Sumber:

+-------+

2. Kelenteng Tay Kak Sie
Kelenteng
satu ini terletak di Jalan Gang Lombok no 62 Pecinan Semarang. Didirikan pada
tahun 1746 (ada yang menyebut tahun 1772), semula hanya untuk memuja Dewi Kwan
Sie Im Po Sat, Yang Mulia Dewi Welas Asih, namun kemudian berkembang menjadi
kelenteng yang juga memuja Dewa Dewi Tao lainnya.
|
replika kapal Cheng Ho yang konon ukurannya mendekati ukuran asli kapal terkecil dalam ekspedisi pelayaran Cheng Ho |
|
kelenteng Tay Kak Sie dengan hiasan ular naga di atap yang berwarna biru |
Beberapa
tahun lalu oleh pemerintah kota Semarang, di sungai yang terletak di depan
Kelenteng, ditempatkan sebuah kapal / perahu yang berukuran lumayan, yang konon
merupakan replika kapal Laksamana Cheng Ho yang mendirikan Gedung Batu Sam Po
Kong. Pemkot berpikir bahwa keberadaan kapal itu akan menambah nilai positif
Kelenteng Tay Kak Sie dari segi pariwisata. Akan tetapi kondisi sungai yang
penuh kotoran dan tidak pernah dikeruk/dibersihkan ini, justru keberadaan kapal
membuat kondisi sungai semakin kotor dan kumuh hingga nampaknya Pemkot
berencana untuk memindahkan (menyingkirkan) replika kapal tersebut. Tahun 2008
lalu, waktu kondisi kapal masih baru dan bersih + bagus, beberapa kali dipilih
sebagai lokasi untuk menyelenggarakan beberapa event. Salah satunya – yang
kuhadiri waktu itu – adalah puncak acara perayaan Hari Kebangkitan Nasional
yang keseratus di Semarang tahun 2008: KETOPRAK PUTRI CINA.
Sejak
kurang lebih satu tahun yang lalu, di depan Kelenteng, diletakkan sebuah patung
besar Laksamana Cheng Ho, yang mendirikan Gedung Batu Sam Po Kong. Mungkin untuk
‘menemani’ replika kapal yang ada di sungai depan Kelenteng. :)

+-------+

Soal: Teruskan teks tentang Kelenteng Tay Kak Sie mulai setelah kalimat terakhirnya. Data di bawah ini tidak diperlukan untuk mengerjakan soal.

Kumpulan Data:
+-------+

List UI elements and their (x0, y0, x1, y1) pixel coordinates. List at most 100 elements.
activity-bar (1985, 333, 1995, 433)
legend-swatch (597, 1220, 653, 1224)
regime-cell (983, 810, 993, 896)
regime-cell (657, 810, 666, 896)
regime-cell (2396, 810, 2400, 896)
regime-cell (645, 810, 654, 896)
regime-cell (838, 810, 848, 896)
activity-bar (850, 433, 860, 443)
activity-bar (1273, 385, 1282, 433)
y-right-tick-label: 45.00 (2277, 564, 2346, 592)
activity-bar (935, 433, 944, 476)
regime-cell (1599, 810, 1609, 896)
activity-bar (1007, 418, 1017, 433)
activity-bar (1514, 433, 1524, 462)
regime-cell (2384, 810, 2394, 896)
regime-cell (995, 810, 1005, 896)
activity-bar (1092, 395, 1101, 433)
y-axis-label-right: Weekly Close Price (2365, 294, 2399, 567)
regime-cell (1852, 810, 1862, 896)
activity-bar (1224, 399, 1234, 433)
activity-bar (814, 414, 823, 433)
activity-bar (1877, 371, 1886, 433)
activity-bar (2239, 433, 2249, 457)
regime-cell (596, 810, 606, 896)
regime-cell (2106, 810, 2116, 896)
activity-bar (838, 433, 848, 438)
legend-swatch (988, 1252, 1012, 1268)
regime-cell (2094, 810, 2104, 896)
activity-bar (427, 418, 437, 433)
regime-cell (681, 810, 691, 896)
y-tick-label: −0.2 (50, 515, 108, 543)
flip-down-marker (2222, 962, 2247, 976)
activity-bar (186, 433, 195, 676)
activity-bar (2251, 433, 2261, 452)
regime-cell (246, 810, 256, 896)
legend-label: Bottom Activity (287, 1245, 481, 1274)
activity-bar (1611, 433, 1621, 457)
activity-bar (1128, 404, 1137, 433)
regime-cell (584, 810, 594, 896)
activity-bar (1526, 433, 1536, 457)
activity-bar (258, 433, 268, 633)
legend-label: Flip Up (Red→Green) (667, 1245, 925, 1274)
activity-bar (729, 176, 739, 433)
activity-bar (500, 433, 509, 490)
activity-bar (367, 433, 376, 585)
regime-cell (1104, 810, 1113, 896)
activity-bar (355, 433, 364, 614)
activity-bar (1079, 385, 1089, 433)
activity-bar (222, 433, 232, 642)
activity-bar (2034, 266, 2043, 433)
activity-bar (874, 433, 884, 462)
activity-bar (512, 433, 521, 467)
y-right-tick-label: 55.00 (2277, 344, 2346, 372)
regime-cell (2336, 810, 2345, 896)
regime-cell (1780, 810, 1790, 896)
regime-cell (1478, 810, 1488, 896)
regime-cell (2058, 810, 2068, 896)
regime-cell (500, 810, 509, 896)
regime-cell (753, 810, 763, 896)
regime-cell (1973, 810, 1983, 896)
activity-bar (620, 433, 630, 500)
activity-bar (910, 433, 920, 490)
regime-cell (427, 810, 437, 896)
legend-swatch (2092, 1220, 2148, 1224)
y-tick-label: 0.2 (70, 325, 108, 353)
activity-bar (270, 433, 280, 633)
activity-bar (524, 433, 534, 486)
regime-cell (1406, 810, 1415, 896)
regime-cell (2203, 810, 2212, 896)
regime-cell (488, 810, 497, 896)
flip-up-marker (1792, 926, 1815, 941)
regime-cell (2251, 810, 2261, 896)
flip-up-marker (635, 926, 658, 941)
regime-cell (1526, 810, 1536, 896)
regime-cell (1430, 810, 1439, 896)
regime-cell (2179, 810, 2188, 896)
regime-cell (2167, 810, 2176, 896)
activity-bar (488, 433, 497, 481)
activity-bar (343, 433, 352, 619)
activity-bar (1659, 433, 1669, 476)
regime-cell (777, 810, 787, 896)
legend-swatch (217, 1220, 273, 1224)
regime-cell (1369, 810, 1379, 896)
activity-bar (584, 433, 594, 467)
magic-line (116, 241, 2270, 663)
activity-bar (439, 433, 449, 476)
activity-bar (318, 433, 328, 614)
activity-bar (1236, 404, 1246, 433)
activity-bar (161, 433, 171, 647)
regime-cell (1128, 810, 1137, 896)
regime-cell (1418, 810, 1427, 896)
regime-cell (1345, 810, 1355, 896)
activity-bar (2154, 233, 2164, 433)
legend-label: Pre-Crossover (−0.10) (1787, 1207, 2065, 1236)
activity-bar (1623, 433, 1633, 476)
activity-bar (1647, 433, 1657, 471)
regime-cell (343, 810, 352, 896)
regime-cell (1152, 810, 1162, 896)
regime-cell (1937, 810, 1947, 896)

+-------+

Jawaban Tertulis:
Berbeda
dangan Kelenteng Sam Po Kong dimana orang harus membeli tiket untuk masuk,
orang tidak perlu mengeluarkan biaya sepeser pun untuk masuk ke Kelenteng Tay
Kak Sie. :)
Pagoda
Hanya ada
satu pagoda di kota Semarang, meski tinggi bangunannya tercatat oleh MURI
sebagai pagoda tertinggi di Indonesia pada tanggal 14 Juli 2006 ketika
diresmikan oleh Bhikku Pannavaro Mahathera. Ada yang menyebutnya sebagai Vihara
Buddhagaya Watu Gong namun juga ada yang menyebutnya dengan Pagoda
Avalokitesvara.
|
pagoda Avalokitesvara setinggi 7 tingkat |
|
patung raksasa Buddha yang sedang berbaring |
Pagoda
Avalokitesvara terletak di kawasan atas Semarang, Pudakpayung, sekitar 17
kilometer ke arah Selatan, berseberangan dengan kompleks Kodam Diponegoro. Selain
bangunan pagodanya yang tinggi menjulang, di halaman samping juga dibangun
patung Buddha yang sedang berbaring di bawah pohon Boddhi. Sementara di halaman
depan pagoda, ada patung Buddha duduk berukuran sedang yang juga diletakkan di
bawah pohon Boddhi yang cukup rindang.
Pagoda yang indah
dan bersuasana damai ini boleh dikunjungi oleh siapa saja, baik untuk beribadah
maupun untuk berwisata. Untuk masuk, pengunjung tidak perlu membeli tiket
masuk.
Pura
Hanya ada
sebuah pura untuk beribadah kaum Hindu yang tinggal di kawasan kota Semarang
dan sekitarnya yakni Pura Giri Natha yang terletak di Jalan Sumbing. Tidak
banyak informasi yang bisa didapat dari pura ini kecuali bahwa pura didirikan
pada tahun 1970, dirintis bersama-sama oleh para pemuka agama Hindu yang berada
di kota Semarang.
|
Pura Giri Natha |
Untuk ke
Jalan Sumbing, dari pertigaan RS Dr Kariadi Semarang, kita terus naik tanjakan
S. Parman (yang juga dikenal sebagai tanjakan Gajahmungkur). Sampai atas
tanjakan, kita akan menemukan SPBU, setelah SPBU ada jalan belok kiri, kita
belok kiri. Setelah melewati hotel Rinjani, ada jalan belok kanan, nah itulah
Jalan Sumbing. Pura Giri Natha terletak kurang lebih 200 meter dari pertigaan
itu.
Semarang
tidak kalah dengan kota-kota lain untuk tempat wisata religinya bukan? Ayo
mampir ke kota Semarang.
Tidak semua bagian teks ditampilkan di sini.